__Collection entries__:
— START —

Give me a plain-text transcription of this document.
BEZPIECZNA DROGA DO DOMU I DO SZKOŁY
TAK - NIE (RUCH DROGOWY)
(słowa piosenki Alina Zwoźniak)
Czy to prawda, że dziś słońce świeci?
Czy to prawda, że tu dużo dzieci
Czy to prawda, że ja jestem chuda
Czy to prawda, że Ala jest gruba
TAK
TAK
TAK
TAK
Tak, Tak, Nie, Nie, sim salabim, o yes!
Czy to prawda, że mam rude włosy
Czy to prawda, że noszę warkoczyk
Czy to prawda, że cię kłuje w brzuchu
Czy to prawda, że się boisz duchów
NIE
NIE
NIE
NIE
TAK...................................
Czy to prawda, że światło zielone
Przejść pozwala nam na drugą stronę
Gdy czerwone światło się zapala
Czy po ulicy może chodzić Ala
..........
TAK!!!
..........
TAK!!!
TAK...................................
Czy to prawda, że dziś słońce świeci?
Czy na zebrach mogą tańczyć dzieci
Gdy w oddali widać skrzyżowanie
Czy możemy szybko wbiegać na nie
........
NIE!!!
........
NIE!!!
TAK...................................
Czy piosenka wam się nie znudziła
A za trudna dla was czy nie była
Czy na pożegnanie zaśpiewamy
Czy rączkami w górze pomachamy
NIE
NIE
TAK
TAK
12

— END —

__Task prompt__:
Copy the data above in full, character for character.

__The result__:
Give me a plain-text transcription of this document.
BEZPIECZNA DROGA DO DOMU I DO SZKOŁY
TAK - NIE (RUCH DROGOWY)
(słowa piosenki Alina Zwoźniak)
Czy to prawda, że dziś słońce świeci?
Czy to prawda, że tu dużo dzieci
Czy to prawda, że ja jestem chuda
Czy to prawda, że Ala jest gruba
TAK
TAK
TAK
TAK
Tak, Tak, Nie, Nie, sim salabim, o yes!
Czy to prawda, że mam rude włosy
Czy to prawda, że noszę warkoczyk
Czy to prawda, że cię kłuje w brzuchu
Czy to prawda, że się boisz duchów
NIE
NIE
NIE
NIE
TAK...................................
Czy to prawda, że światło zielone
Przejść pozwala nam na drugą stronę
Gdy czerwone światło się zapala
Czy po ulicy może chodzić Ala
..........
TAK!!!
..........
TAK!!!
TAK...................................
Czy to prawda, że dziś słońce świeci?
Czy na zebrach mogą tańczyć dzieci
Gdy w oddali widać skrzyżowanie
Czy możemy szybko wbiegać na nie
........
NIE!!!
........
NIE!!!
TAK...................................
Czy piosenka wam się nie znudziła
A za trudna dla was czy nie była
Czy na pożegnanie zaśpiewamy
Czy rączkami w górze pomachamy
NIE
NIE
TAK
TAK
12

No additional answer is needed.